### TASK TO CARRY OUT
Copy the listing below in full and skip every picture.

## Start EXCERPTED DATA

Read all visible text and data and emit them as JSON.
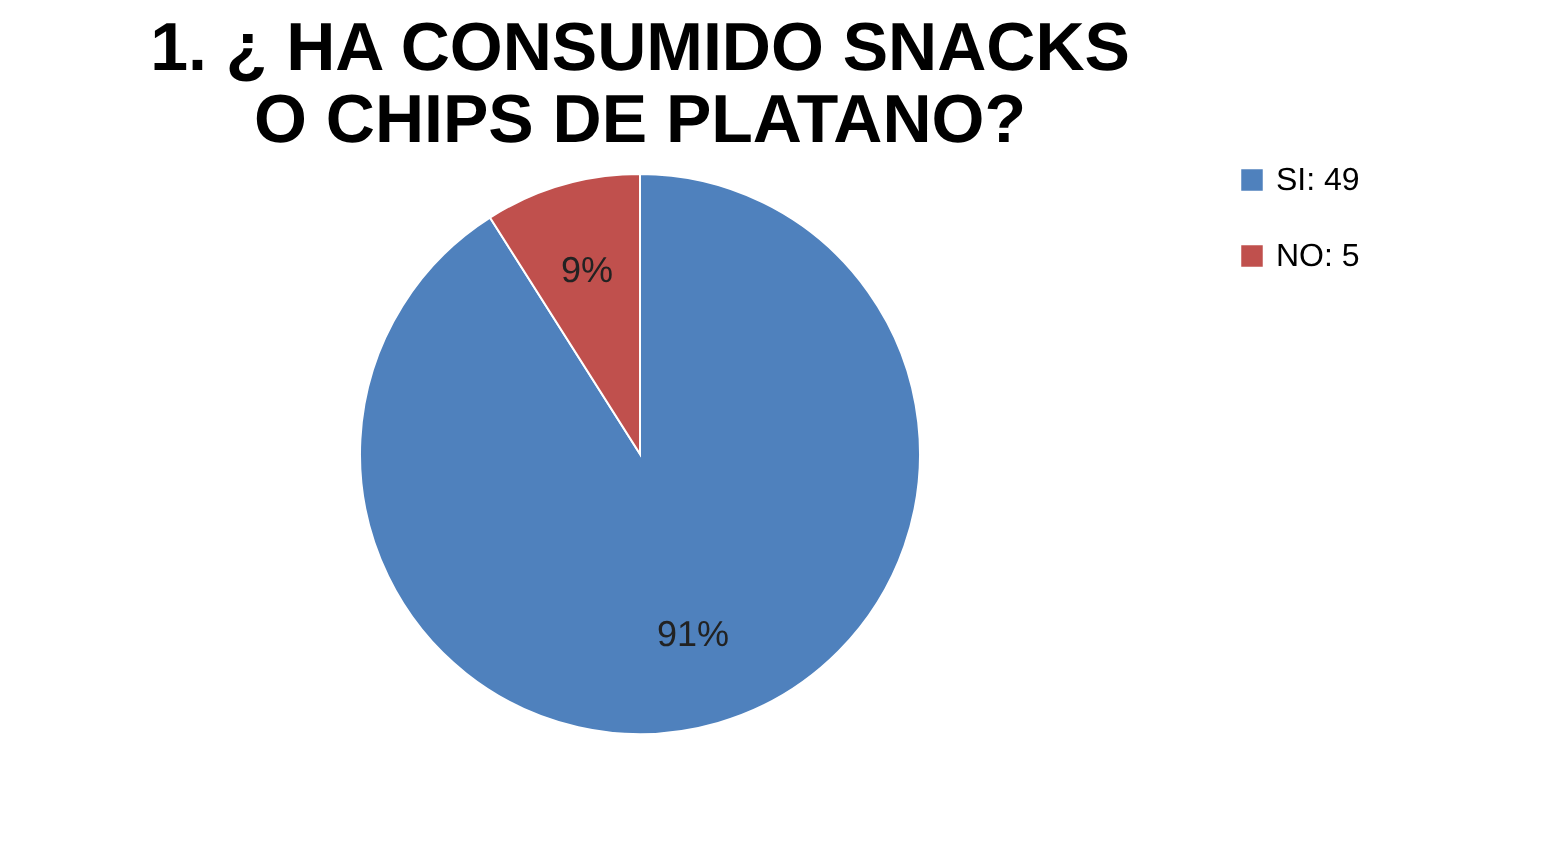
{
  "chart_data": {
    "type": "pie",
    "title": "1. ¿ HA CONSUMIDO SNACKS O CHIPS DE PLATANO?",
    "categories": [
      "SI: 49",
      "NO: 5"
    ],
    "values": [
      91,
      9
    ],
    "colors": [
      "#4f81bd",
      "#c0504d"
    ],
    "value_labels": [
      "91%",
      "9%"
    ],
    "legend": "right"
  }
}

## End EXCERPTED DATA

### THE ANSWER
Read all visible text and data and emit them as JSON.
{
  "chart_data": {
    "type": "pie",
    "title": "1. ¿ HA CONSUMIDO SNACKS O CHIPS DE PLATANO?",
    "categories": [
      "SI: 49",
      "NO: 5"
    ],
    "values": [
      91,
      9
    ],
    "colors": [
      "#4f81bd",
      "#c0504d"
    ],
    "value_labels": [
      "91%",
      "9%"
    ],
    "legend": "right"
  }
}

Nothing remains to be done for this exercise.